Data records:
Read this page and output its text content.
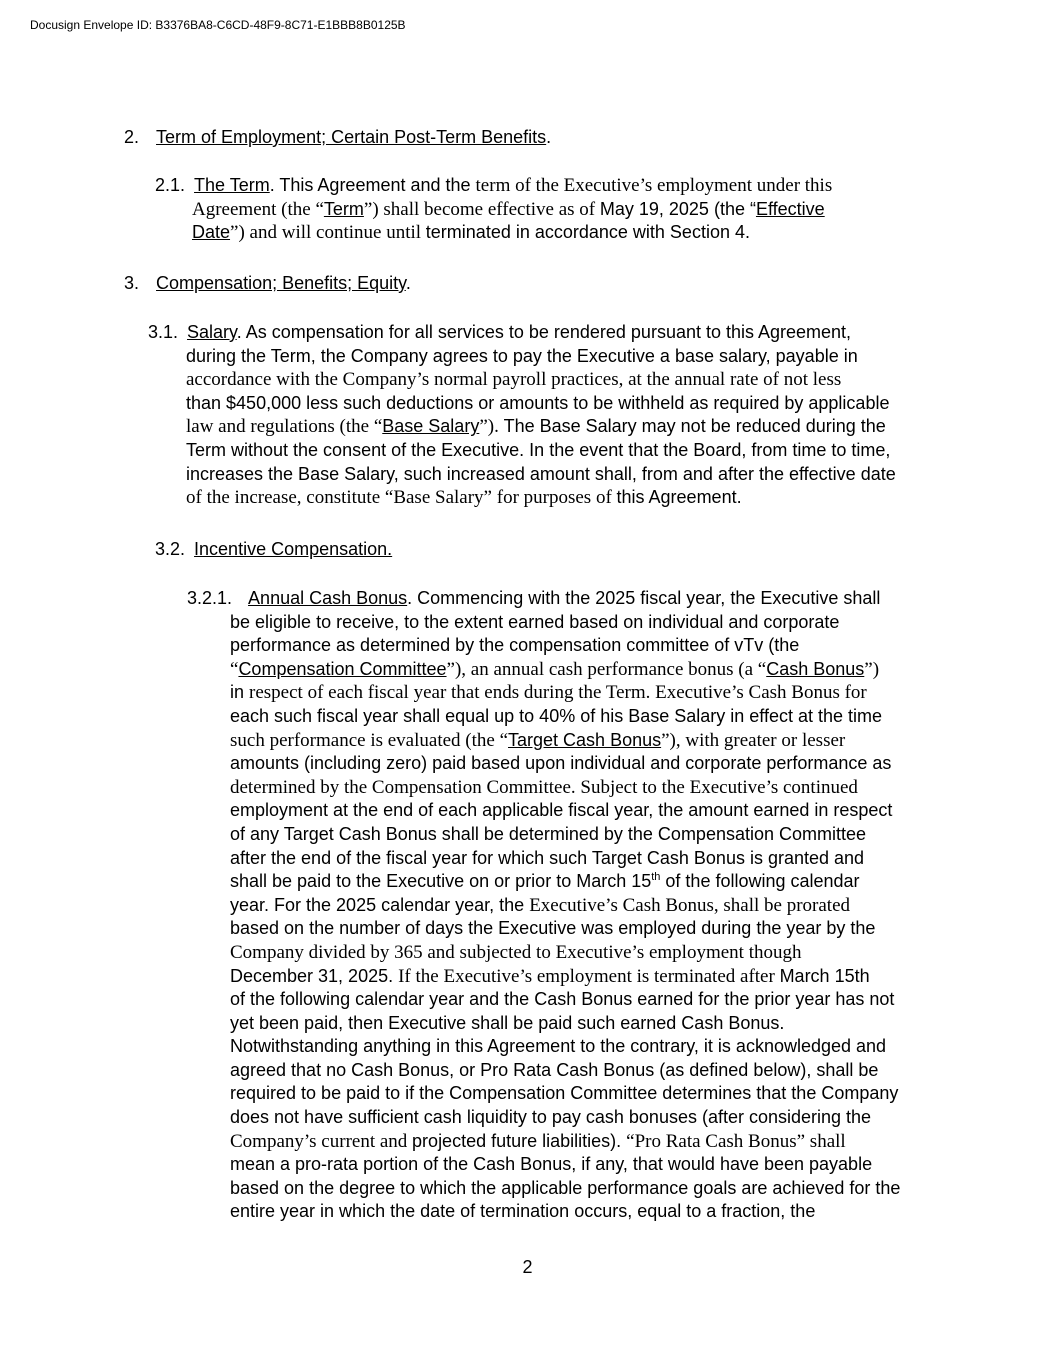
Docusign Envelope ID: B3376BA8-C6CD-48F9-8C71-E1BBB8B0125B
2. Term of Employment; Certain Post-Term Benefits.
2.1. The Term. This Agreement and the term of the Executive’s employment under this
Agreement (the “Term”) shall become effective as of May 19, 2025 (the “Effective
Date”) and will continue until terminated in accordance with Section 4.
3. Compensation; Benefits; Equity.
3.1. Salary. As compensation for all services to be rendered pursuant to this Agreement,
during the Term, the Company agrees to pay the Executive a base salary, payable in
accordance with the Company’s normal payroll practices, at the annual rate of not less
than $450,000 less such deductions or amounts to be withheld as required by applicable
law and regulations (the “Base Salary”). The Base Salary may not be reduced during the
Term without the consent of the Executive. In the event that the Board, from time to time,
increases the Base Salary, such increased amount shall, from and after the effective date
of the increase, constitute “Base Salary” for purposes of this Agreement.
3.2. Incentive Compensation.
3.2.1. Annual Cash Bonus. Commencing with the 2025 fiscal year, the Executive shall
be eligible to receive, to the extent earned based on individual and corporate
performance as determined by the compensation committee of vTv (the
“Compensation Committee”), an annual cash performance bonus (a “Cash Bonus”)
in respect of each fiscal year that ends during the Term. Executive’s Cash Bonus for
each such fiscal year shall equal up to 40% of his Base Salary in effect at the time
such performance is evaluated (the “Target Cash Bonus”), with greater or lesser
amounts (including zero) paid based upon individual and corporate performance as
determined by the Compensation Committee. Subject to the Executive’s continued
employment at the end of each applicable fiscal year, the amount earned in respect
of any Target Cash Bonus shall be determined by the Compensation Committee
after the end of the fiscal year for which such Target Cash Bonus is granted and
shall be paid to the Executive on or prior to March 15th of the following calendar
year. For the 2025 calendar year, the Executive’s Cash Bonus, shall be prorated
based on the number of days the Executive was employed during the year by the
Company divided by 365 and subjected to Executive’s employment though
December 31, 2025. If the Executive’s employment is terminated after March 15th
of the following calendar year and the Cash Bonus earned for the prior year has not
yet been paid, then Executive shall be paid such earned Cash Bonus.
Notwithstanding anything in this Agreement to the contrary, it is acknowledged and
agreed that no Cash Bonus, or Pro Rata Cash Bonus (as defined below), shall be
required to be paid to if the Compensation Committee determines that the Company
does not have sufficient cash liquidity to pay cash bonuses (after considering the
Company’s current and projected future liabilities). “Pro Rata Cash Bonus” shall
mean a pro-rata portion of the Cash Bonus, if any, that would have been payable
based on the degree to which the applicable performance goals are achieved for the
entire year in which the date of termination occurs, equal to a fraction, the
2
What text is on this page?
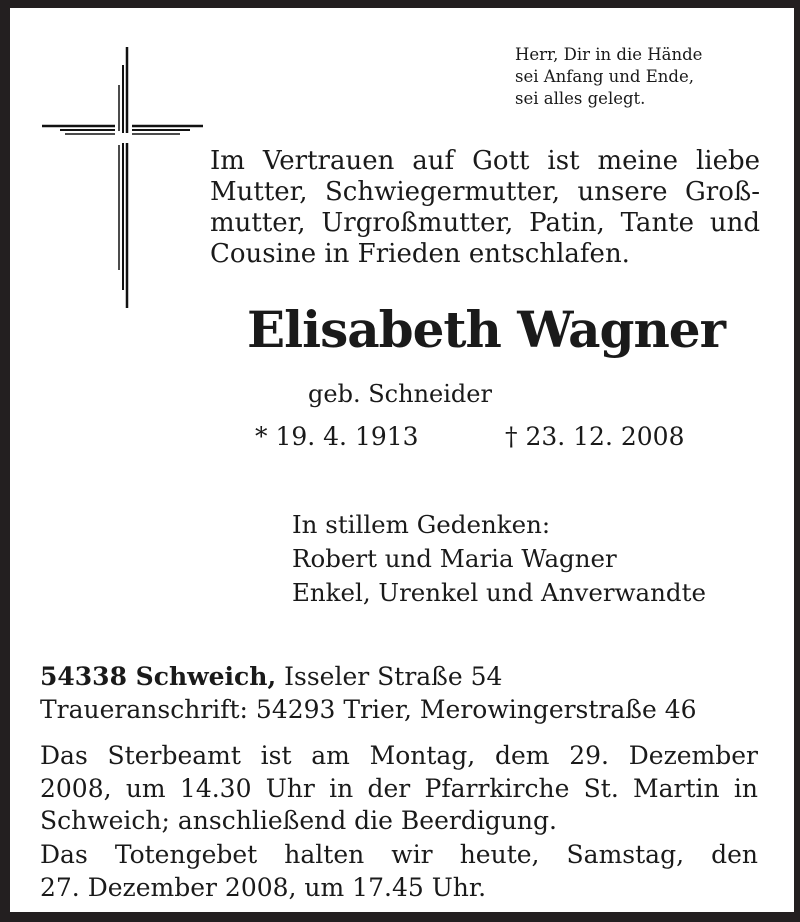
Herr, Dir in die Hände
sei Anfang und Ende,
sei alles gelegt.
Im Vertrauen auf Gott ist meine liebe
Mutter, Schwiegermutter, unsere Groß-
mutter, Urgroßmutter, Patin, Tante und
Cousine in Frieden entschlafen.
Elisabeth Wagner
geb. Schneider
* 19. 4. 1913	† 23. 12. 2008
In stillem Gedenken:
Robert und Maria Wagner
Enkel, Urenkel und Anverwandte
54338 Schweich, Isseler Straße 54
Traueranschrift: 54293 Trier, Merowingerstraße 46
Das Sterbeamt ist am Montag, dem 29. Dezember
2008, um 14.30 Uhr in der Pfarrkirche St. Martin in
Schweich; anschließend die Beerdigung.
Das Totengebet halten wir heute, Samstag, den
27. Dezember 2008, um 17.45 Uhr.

---

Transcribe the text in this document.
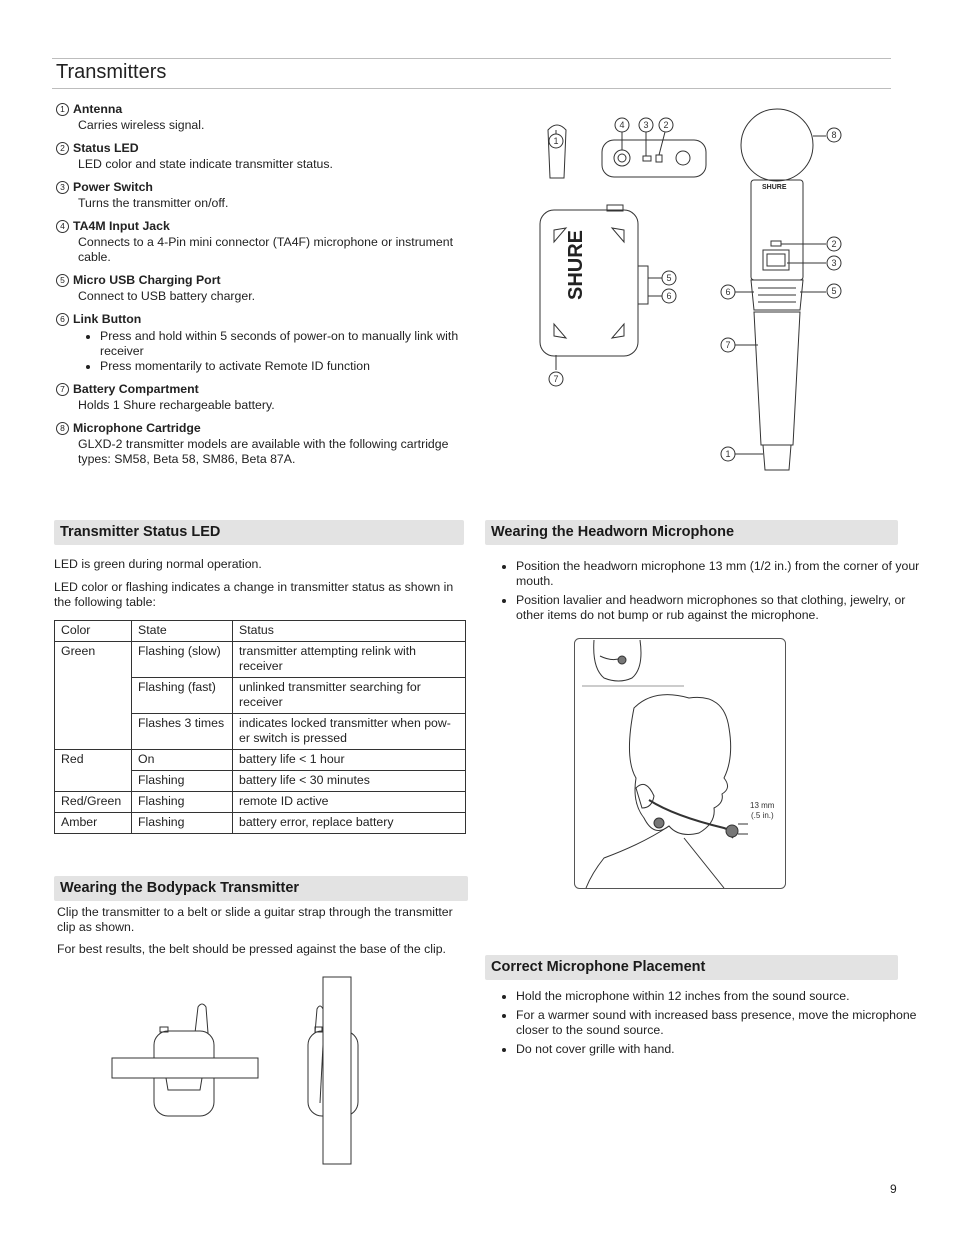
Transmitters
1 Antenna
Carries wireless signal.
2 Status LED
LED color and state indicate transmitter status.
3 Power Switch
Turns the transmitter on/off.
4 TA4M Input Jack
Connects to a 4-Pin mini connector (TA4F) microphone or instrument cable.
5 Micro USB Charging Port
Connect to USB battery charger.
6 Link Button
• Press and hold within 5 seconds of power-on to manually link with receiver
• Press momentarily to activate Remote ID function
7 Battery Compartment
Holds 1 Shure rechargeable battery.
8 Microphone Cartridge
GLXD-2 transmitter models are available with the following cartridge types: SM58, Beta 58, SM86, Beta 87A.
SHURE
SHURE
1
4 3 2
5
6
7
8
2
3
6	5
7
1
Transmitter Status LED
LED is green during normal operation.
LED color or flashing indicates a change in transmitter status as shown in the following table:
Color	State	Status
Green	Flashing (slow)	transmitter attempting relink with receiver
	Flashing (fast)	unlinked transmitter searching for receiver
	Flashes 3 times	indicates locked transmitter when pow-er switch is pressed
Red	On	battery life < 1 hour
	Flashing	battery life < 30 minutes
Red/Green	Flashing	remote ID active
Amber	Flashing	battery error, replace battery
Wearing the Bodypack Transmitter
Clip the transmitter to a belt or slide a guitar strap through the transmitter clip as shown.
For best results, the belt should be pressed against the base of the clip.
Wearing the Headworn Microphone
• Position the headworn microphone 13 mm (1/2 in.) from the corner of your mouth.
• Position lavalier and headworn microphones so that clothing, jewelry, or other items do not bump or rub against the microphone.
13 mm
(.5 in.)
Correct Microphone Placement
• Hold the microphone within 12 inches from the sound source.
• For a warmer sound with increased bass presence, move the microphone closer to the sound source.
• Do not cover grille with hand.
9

**STATED TASK**
Search the entries for the word "applicable" and copy every line that has it.

**EXERCISE RESPONSE**
than $450,000 less such deductions or amounts to be withheld as required by applicable
employment at the end of each applicable fiscal year, the amount earned in respect
based on the degree to which the applicable performance goals are achieved for the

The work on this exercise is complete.